■ WHAT IS ASKED
For the material that follows, list every line containing the word "Daniel".

■ MATERIAL FOR THIS EXERCISE
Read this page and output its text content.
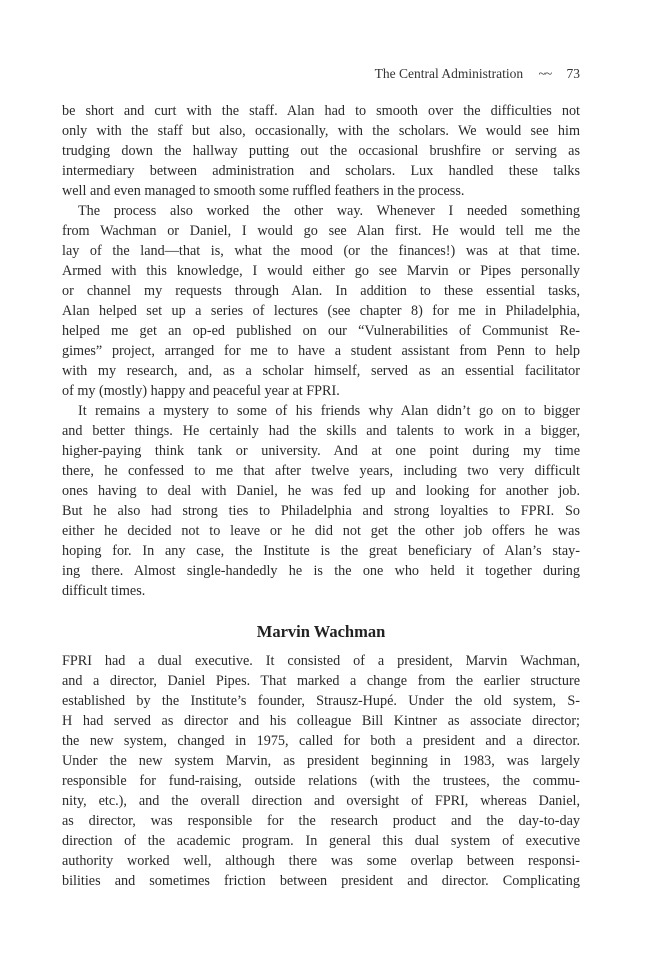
The Central Administration ~~ 73
be short and curt with the staff. Alan had to smooth over the difficulties not
only with the staff but also, occasionally, with the scholars. We would see him
trudging down the hallway putting out the occasional brushfire or serving as
intermediary between administration and scholars. Lux handled these talks
well and even managed to smooth some ruffled feathers in the process.
The process also worked the other way. Whenever I needed something
from Wachman or Daniel, I would go see Alan first. He would tell me the
lay of the land—that is, what the mood (or the finances!) was at that time.
Armed with this knowledge, I would either go see Marvin or Pipes personally
or channel my requests through Alan. In addition to these essential tasks,
Alan helped set up a series of lectures (see chapter 8) for me in Philadelphia,
helped me get an op-ed published on our “Vulnerabilities of Communist Re-
gimes” project, arranged for me to have a student assistant from Penn to help
with my research, and, as a scholar himself, served as an essential facilitator
of my (mostly) happy and peaceful year at FPRI.
It remains a mystery to some of his friends why Alan didn’t go on to bigger
and better things. He certainly had the skills and talents to work in a bigger,
higher-paying think tank or university. And at one point during my time
there, he confessed to me that after twelve years, including two very difficult
ones having to deal with Daniel, he was fed up and looking for another job.
But he also had strong ties to Philadelphia and strong loyalties to FPRI. So
either he decided not to leave or he did not get the other job offers he was
hoping for. In any case, the Institute is the great beneficiary of Alan’s stay-
ing there. Almost single-handedly he is the one who held it together during
difficult times.
Marvin Wachman
FPRI had a dual executive. It consisted of a president, Marvin Wachman,
and a director, Daniel Pipes. That marked a change from the earlier structure
established by the Institute’s founder, Strausz-Hupé. Under the old system, S-
H had served as director and his colleague Bill Kintner as associate director;
the new system, changed in 1975, called for both a president and a director.
Under the new system Marvin, as president beginning in 1983, was largely
responsible for fund-raising, outside relations (with the trustees, the commu-
nity, etc.), and the overall direction and oversight of FPRI, whereas Daniel,
as director, was responsible for the research product and the day-to-day
direction of the academic program. In general this dual system of executive
authority worked well, although there was some overlap between responsi-
bilities and sometimes friction between president and director. Complicating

■ RESPONSE BELOW
from Wachman or Daniel, I would go see Alan first. He would tell me the
ones having to deal with Daniel, he was fed up and looking for another job.
and a director, Daniel Pipes. That marked a change from the earlier structure
nity, etc.), and the overall direction and oversight of FPRI, whereas Daniel,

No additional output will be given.